PROBLEM TO WORK ON » Repeat every line below exactly, word for word.

[Records that describe figures]

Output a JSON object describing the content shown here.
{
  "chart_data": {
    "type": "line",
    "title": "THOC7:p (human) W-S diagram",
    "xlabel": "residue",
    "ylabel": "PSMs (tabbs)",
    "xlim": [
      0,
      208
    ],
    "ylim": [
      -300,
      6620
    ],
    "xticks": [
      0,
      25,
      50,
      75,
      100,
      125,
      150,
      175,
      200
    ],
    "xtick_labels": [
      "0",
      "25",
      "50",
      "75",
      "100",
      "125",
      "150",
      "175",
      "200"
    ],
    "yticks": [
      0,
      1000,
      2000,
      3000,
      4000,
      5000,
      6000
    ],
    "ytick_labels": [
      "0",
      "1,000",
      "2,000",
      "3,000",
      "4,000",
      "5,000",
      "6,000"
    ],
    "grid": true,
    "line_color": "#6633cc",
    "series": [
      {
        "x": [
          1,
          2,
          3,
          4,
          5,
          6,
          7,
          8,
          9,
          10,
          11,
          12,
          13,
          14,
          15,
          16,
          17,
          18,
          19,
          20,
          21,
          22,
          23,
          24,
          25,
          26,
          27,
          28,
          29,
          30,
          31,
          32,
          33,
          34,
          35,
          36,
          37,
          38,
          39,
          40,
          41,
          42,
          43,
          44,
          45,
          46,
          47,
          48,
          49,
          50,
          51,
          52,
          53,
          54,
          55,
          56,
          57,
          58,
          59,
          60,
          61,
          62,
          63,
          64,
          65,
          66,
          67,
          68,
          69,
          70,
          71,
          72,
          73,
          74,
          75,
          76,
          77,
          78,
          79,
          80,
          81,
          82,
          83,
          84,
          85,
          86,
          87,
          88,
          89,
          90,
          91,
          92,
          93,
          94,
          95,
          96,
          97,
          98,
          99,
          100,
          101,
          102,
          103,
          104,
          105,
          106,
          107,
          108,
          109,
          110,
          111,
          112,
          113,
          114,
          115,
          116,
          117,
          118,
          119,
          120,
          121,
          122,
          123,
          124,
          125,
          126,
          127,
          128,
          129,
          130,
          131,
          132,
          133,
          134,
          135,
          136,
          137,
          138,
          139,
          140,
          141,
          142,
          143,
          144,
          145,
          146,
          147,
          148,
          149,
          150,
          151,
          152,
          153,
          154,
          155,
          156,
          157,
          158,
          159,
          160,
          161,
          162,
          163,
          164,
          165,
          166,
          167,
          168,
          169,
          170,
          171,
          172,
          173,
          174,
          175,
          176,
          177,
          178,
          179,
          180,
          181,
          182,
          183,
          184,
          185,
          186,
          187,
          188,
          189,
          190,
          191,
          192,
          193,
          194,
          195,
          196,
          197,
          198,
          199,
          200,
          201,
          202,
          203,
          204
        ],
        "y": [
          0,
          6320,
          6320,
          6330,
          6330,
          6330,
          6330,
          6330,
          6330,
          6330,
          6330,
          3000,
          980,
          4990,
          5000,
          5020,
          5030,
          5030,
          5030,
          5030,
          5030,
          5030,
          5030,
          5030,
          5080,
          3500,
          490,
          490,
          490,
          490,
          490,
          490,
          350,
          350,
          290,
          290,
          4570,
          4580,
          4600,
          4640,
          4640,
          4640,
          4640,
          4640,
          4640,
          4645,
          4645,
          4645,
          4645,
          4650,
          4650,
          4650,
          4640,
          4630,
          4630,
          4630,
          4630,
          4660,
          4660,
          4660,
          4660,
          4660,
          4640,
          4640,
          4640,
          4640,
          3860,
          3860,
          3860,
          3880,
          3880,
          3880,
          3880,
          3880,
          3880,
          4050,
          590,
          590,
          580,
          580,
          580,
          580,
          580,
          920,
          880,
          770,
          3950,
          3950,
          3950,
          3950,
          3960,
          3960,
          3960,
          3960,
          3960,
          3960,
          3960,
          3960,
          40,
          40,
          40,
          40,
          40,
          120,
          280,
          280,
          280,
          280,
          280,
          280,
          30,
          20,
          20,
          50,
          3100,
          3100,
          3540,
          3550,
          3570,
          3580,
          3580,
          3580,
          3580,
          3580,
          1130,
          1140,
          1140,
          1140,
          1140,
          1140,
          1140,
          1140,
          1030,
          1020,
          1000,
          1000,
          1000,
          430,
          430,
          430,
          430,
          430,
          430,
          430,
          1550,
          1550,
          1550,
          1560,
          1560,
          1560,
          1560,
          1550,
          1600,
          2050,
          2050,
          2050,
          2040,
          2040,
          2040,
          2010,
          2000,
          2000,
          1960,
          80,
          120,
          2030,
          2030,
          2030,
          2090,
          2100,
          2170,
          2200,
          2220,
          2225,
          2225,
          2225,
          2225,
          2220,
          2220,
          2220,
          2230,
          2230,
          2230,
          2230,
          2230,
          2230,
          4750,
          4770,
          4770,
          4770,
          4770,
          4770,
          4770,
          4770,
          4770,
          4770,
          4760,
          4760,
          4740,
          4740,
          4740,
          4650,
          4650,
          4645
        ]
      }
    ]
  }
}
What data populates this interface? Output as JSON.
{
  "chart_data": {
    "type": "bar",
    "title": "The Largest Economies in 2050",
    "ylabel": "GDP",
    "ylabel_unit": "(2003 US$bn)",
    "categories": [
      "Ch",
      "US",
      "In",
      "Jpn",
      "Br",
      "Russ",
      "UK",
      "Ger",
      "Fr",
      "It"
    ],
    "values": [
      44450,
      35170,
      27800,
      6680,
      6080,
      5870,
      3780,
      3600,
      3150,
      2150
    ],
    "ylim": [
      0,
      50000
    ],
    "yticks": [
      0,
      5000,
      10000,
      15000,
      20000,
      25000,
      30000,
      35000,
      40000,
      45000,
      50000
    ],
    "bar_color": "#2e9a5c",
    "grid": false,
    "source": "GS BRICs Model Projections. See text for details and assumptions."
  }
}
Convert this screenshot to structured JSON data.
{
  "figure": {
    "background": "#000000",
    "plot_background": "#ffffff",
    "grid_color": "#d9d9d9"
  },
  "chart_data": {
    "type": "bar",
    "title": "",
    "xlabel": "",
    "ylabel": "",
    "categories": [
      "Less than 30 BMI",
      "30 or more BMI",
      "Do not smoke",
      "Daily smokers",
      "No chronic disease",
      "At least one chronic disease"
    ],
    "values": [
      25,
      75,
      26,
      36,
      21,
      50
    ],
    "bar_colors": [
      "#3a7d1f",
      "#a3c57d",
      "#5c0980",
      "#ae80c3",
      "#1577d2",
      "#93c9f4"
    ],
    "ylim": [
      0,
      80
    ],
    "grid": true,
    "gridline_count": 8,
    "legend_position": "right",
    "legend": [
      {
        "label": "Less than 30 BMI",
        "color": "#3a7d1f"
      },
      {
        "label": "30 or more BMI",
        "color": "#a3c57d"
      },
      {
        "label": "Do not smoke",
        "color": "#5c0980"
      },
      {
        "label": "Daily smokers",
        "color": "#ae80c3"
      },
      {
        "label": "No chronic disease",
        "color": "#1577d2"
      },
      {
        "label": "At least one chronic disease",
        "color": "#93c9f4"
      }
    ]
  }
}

SOLUTION TO THE EXERCISE »
Output a JSON object describing the content shown here.
{
  "chart_data": {
    "type": "line",
    "title": "THOC7:p (human) W-S diagram",
    "xlabel": "residue",
    "ylabel": "PSMs (tabbs)",
    "xlim": [
      0,
      208
    ],
    "ylim": [
      -300,
      6620
    ],
    "xticks": [
      0,
      25,
      50,
      75,
      100,
      125,
      150,
      175,
      200
    ],
    "xtick_labels": [
      "0",
      "25",
      "50",
      "75",
      "100",
      "125",
      "150",
      "175",
      "200"
    ],
    "yticks": [
      0,
      1000,
      2000,
      3000,
      4000,
      5000,
      6000
    ],
    "ytick_labels": [
      "0",
      "1,000",
      "2,000",
      "3,000",
      "4,000",
      "5,000",
      "6,000"
    ],
    "grid": true,
    "line_color": "#6633cc",
    "series": [
      {
        "x": [
          1,
          2,
          3,
          4,
          5,
          6,
          7,
          8,
          9,
          10,
          11,
          12,
          13,
          14,
          15,
          16,
          17,
          18,
          19,
          20,
          21,
          22,
          23,
          24,
          25,
          26,
          27,
          28,
          29,
          30,
          31,
          32,
          33,
          34,
          35,
          36,
          37,
          38,
          39,
          40,
          41,
          42,
          43,
          44,
          45,
          46,
          47,
          48,
          49,
          50,
          51,
          52,
          53,
          54,
          55,
          56,
          57,
          58,
          59,
          60,
          61,
          62,
          63,
          64,
          65,
          66,
          67,
          68,
          69,
          70,
          71,
          72,
          73,
          74,
          75,
          76,
          77,
          78,
          79,
          80,
          81,
          82,
          83,
          84,
          85,
          86,
          87,
          88,
          89,
          90,
          91,
          92,
          93,
          94,
          95,
          96,
          97,
          98,
          99,
          100,
          101,
          102,
          103,
          104,
          105,
          106,
          107,
          108,
          109,
          110,
          111,
          112,
          113,
          114,
          115,
          116,
          117,
          118,
          119,
          120,
          121,
          122,
          123,
          124,
          125,
          126,
          127,
          128,
          129,
          130,
          131,
          132,
          133,
          134,
          135,
          136,
          137,
          138,
          139,
          140,
          141,
          142,
          143,
          144,
          145,
          146,
          147,
          148,
          149,
          150,
          151,
          152,
          153,
          154,
          155,
          156,
          157,
          158,
          159,
          160,
          161,
          162,
          163,
          164,
          165,
          166,
          167,
          168,
          169,
          170,
          171,
          172,
          173,
          174,
          175,
          176,
          177,
          178,
          179,
          180,
          181,
          182,
          183,
          184,
          185,
          186,
          187,
          188,
          189,
          190,
          191,
          192,
          193,
          194,
          195,
          196,
          197,
          198,
          199,
          200,
          201,
          202,
          203,
          204
        ],
        "y": [
          0,
          6320,
          6320,
          6330,
          6330,
          6330,
          6330,
          6330,
          6330,
          6330,
          6330,
          3000,
          980,
          4990,
          5000,
          5020,
          5030,
          5030,
          5030,
          5030,
          5030,
          5030,
          5030,
          5030,
          5080,
          3500,
          490,
          490,
          490,
          490,
          490,
          490,
          350,
          350,
          290,
          290,
          4570,
          4580,
          4600,
          4640,
          4640,
          4640,
          4640,
          4640,
          4640,
          4645,
          4645,
          4645,
          4645,
          4650,
          4650,
          4650,
          4640,
          4630,
          4630,
          4630,
          4630,
          4660,
          4660,
          4660,
          4660,
          4660,
          4640,
          4640,
          4640,
          4640,
          3860,
          3860,
          3860,
          3880,
          3880,
          3880,
          3880,
          3880,
          3880,
          4050,
          590,
          590,
          580,
          580,
          580,
          580,
          580,
          920,
          880,
          770,
          3950,
          3950,
          3950,
          3950,
          3960,
          3960,
          3960,
          3960,
          3960,
          3960,
          3960,
          3960,
          40,
          40,
          40,
          40,
          40,
          120,
          280,
          280,
          280,
          280,
          280,
          280,
          30,
          20,
          20,
          50,
          3100,
          3100,
          3540,
          3550,
          3570,
          3580,
          3580,
          3580,
          3580,
          3580,
          1130,
          1140,
          1140,
          1140,
          1140,
          1140,
          1140,
          1140,
          1030,
          1020,
          1000,
          1000,
          1000,
          430,
          430,
          430,
          430,
          430,
          430,
          430,
          1550,
          1550,
          1550,
          1560,
          1560,
          1560,
          1560,
          1550,
          1600,
          2050,
          2050,
          2050,
          2040,
          2040,
          2040,
          2010,
          2000,
          2000,
          1960,
          80,
          120,
          2030,
          2030,
          2030,
          2090,
          2100,
          2170,
          2200,
          2220,
          2225,
          2225,
          2225,
          2225,
          2220,
          2220,
          2220,
          2230,
          2230,
          2230,
          2230,
          2230,
          2230,
          4750,
          4770,
          4770,
          4770,
          4770,
          4770,
          4770,
          4770,
          4770,
          4770,
          4760,
          4760,
          4740,
          4740,
          4740,
          4650,
          4650,
          4645
        ]
      }
    ]
  }
}
What data populates this interface? Output as JSON.
{
  "chart_data": {
    "type": "bar",
    "title": "The Largest Economies in 2050",
    "ylabel": "GDP",
    "ylabel_unit": "(2003 US$bn)",
    "categories": [
      "Ch",
      "US",
      "In",
      "Jpn",
      "Br",
      "Russ",
      "UK",
      "Ger",
      "Fr",
      "It"
    ],
    "values": [
      44450,
      35170,
      27800,
      6680,
      6080,
      5870,
      3780,
      3600,
      3150,
      2150
    ],
    "ylim": [
      0,
      50000
    ],
    "yticks": [
      0,
      5000,
      10000,
      15000,
      20000,
      25000,
      30000,
      35000,
      40000,
      45000,
      50000
    ],
    "bar_color": "#2e9a5c",
    "grid": false,
    "source": "GS BRICs Model Projections. See text for details and assumptions."
  }
}
Convert this screenshot to structured JSON data.
{
  "figure": {
    "background": "#000000",
    "plot_background": "#ffffff",
    "grid_color": "#d9d9d9"
  },
  "chart_data": {
    "type": "bar",
    "title": "",
    "xlabel": "",
    "ylabel": "",
    "categories": [
      "Less than 30 BMI",
      "30 or more BMI",
      "Do not smoke",
      "Daily smokers",
      "No chronic disease",
      "At least one chronic disease"
    ],
    "values": [
      25,
      75,
      26,
      36,
      21,
      50
    ],
    "bar_colors": [
      "#3a7d1f",
      "#a3c57d",
      "#5c0980",
      "#ae80c3",
      "#1577d2",
      "#93c9f4"
    ],
    "ylim": [
      0,
      80
    ],
    "grid": true,
    "gridline_count": 8,
    "legend_position": "right",
    "legend": [
      {
        "label": "Less than 30 BMI",
        "color": "#3a7d1f"
      },
      {
        "label": "30 or more BMI",
        "color": "#a3c57d"
      },
      {
        "label": "Do not smoke",
        "color": "#5c0980"
      },
      {
        "label": "Daily smokers",
        "color": "#ae80c3"
      },
      {
        "label": "No chronic disease",
        "color": "#1577d2"
      },
      {
        "label": "At least one chronic disease",
        "color": "#93c9f4"
      }
    ]
  }
}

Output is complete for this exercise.